▸ **Directions**: Return every entry exactly.

>> Begin Data shown

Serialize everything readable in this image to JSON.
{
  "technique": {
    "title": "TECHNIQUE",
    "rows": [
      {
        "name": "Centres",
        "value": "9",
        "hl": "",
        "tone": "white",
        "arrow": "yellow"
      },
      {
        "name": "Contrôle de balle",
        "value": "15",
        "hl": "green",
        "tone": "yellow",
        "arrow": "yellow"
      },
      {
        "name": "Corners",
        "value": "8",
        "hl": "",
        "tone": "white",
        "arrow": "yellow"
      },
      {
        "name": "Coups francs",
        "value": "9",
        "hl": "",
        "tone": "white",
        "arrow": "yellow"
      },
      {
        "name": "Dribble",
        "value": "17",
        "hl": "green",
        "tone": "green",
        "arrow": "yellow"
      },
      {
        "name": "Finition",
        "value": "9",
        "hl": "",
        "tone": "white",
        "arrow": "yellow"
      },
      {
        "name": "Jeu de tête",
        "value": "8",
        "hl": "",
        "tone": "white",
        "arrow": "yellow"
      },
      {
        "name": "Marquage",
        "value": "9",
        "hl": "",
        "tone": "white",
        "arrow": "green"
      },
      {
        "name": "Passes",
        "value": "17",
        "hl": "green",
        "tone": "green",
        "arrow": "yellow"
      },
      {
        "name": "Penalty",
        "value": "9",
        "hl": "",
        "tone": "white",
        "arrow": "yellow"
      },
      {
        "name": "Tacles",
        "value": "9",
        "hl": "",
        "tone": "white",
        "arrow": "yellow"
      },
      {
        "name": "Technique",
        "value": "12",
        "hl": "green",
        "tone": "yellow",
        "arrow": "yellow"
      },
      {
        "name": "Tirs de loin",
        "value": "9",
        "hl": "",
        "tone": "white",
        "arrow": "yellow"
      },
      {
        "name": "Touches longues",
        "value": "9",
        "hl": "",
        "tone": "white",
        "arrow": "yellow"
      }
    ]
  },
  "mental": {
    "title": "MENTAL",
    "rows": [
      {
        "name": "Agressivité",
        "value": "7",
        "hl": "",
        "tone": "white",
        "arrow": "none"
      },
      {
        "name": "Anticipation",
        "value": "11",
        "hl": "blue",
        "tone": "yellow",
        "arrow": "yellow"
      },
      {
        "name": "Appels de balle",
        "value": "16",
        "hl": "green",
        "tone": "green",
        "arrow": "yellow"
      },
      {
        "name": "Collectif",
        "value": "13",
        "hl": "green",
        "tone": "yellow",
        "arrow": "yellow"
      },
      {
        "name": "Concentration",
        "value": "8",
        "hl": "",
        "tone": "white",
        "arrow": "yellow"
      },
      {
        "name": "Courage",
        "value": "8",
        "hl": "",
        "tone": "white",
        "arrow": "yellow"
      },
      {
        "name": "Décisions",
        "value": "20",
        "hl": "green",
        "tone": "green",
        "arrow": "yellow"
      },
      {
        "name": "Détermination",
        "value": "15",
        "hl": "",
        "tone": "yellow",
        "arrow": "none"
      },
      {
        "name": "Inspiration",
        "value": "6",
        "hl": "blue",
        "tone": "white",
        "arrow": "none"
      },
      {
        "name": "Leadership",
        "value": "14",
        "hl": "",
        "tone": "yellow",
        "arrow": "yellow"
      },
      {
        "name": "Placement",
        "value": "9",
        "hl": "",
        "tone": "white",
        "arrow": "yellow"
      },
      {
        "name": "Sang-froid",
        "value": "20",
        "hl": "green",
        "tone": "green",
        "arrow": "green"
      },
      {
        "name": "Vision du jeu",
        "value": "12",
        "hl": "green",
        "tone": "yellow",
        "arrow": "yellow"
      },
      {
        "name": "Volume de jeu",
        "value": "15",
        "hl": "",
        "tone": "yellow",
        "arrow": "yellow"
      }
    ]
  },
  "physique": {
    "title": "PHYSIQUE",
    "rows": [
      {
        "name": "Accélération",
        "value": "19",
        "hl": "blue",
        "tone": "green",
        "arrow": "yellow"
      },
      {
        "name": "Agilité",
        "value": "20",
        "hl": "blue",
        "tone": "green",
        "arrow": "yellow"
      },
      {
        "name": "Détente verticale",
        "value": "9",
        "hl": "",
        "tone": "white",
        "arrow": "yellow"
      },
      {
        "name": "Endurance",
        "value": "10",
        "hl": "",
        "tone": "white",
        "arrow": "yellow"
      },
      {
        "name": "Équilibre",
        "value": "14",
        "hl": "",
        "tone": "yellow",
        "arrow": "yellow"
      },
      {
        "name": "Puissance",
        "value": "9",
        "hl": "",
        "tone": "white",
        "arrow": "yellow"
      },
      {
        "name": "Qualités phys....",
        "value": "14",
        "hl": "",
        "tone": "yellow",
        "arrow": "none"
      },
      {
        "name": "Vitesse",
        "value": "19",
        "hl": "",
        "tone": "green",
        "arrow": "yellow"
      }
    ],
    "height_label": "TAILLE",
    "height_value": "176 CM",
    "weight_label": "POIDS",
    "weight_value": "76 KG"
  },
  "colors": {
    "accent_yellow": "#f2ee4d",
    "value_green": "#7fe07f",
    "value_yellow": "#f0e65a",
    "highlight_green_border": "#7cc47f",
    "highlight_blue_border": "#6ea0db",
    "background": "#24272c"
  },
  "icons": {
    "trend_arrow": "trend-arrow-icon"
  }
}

>> End Data shown

▸ **Result of the exercise**:
Serialize everything readable in this image to JSON.
{
  "technique": {
    "title": "TECHNIQUE",
    "rows": [
      {
        "name": "Centres",
        "value": "9",
        "hl": "",
        "tone": "white",
        "arrow": "yellow"
      },
      {
        "name": "Contrôle de balle",
        "value": "15",
        "hl": "green",
        "tone": "yellow",
        "arrow": "yellow"
      },
      {
        "name": "Corners",
        "value": "8",
        "hl": "",
        "tone": "white",
        "arrow": "yellow"
      },
      {
        "name": "Coups francs",
        "value": "9",
        "hl": "",
        "tone": "white",
        "arrow": "yellow"
      },
      {
        "name": "Dribble",
        "value": "17",
        "hl": "green",
        "tone": "green",
        "arrow": "yellow"
      },
      {
        "name": "Finition",
        "value": "9",
        "hl": "",
        "tone": "white",
        "arrow": "yellow"
      },
      {
        "name": "Jeu de tête",
        "value": "8",
        "hl": "",
        "tone": "white",
        "arrow": "yellow"
      },
      {
        "name": "Marquage",
        "value": "9",
        "hl": "",
        "tone": "white",
        "arrow": "green"
      },
      {
        "name": "Passes",
        "value": "17",
        "hl": "green",
        "tone": "green",
        "arrow": "yellow"
      },
      {
        "name": "Penalty",
        "value": "9",
        "hl": "",
        "tone": "white",
        "arrow": "yellow"
      },
      {
        "name": "Tacles",
        "value": "9",
        "hl": "",
        "tone": "white",
        "arrow": "yellow"
      },
      {
        "name": "Technique",
        "value": "12",
        "hl": "green",
        "tone": "yellow",
        "arrow": "yellow"
      },
      {
        "name": "Tirs de loin",
        "value": "9",
        "hl": "",
        "tone": "white",
        "arrow": "yellow"
      },
      {
        "name": "Touches longues",
        "value": "9",
        "hl": "",
        "tone": "white",
        "arrow": "yellow"
      }
    ]
  },
  "mental": {
    "title": "MENTAL",
    "rows": [
      {
        "name": "Agressivité",
        "value": "7",
        "hl": "",
        "tone": "white",
        "arrow": "none"
      },
      {
        "name": "Anticipation",
        "value": "11",
        "hl": "blue",
        "tone": "yellow",
        "arrow": "yellow"
      },
      {
        "name": "Appels de balle",
        "value": "16",
        "hl": "green",
        "tone": "green",
        "arrow": "yellow"
      },
      {
        "name": "Collectif",
        "value": "13",
        "hl": "green",
        "tone": "yellow",
        "arrow": "yellow"
      },
      {
        "name": "Concentration",
        "value": "8",
        "hl": "",
        "tone": "white",
        "arrow": "yellow"
      },
      {
        "name": "Courage",
        "value": "8",
        "hl": "",
        "tone": "white",
        "arrow": "yellow"
      },
      {
        "name": "Décisions",
        "value": "20",
        "hl": "green",
        "tone": "green",
        "arrow": "yellow"
      },
      {
        "name": "Détermination",
        "value": "15",
        "hl": "",
        "tone": "yellow",
        "arrow": "none"
      },
      {
        "name": "Inspiration",
        "value": "6",
        "hl": "blue",
        "tone": "white",
        "arrow": "none"
      },
      {
        "name": "Leadership",
        "value": "14",
        "hl": "",
        "tone": "yellow",
        "arrow": "yellow"
      },
      {
        "name": "Placement",
        "value": "9",
        "hl": "",
        "tone": "white",
        "arrow": "yellow"
      },
      {
        "name": "Sang-froid",
        "value": "20",
        "hl": "green",
        "tone": "green",
        "arrow": "green"
      },
      {
        "name": "Vision du jeu",
        "value": "12",
        "hl": "green",
        "tone": "yellow",
        "arrow": "yellow"
      },
      {
        "name": "Volume de jeu",
        "value": "15",
        "hl": "",
        "tone": "yellow",
        "arrow": "yellow"
      }
    ]
  },
  "physique": {
    "title": "PHYSIQUE",
    "rows": [
      {
        "name": "Accélération",
        "value": "19",
        "hl": "blue",
        "tone": "green",
        "arrow": "yellow"
      },
      {
        "name": "Agilité",
        "value": "20",
        "hl": "blue",
        "tone": "green",
        "arrow": "yellow"
      },
      {
        "name": "Détente verticale",
        "value": "9",
        "hl": "",
        "tone": "white",
        "arrow": "yellow"
      },
      {
        "name": "Endurance",
        "value": "10",
        "hl": "",
        "tone": "white",
        "arrow": "yellow"
      },
      {
        "name": "Équilibre",
        "value": "14",
        "hl": "",
        "tone": "yellow",
        "arrow": "yellow"
      },
      {
        "name": "Puissance",
        "value": "9",
        "hl": "",
        "tone": "white",
        "arrow": "yellow"
      },
      {
        "name": "Qualités phys....",
        "value": "14",
        "hl": "",
        "tone": "yellow",
        "arrow": "none"
      },
      {
        "name": "Vitesse",
        "value": "19",
        "hl": "",
        "tone": "green",
        "arrow": "yellow"
      }
    ],
    "height_label": "TAILLE",
    "height_value": "176 CM",
    "weight_label": "POIDS",
    "weight_value": "76 KG"
  },
  "colors": {
    "accent_yellow": "#f2ee4d",
    "value_green": "#7fe07f",
    "value_yellow": "#f0e65a",
    "highlight_green_border": "#7cc47f",
    "highlight_blue_border": "#6ea0db",
    "background": "#24272c"
  },
  "icons": {
    "trend_arrow": "trend-arrow-icon"
  }
}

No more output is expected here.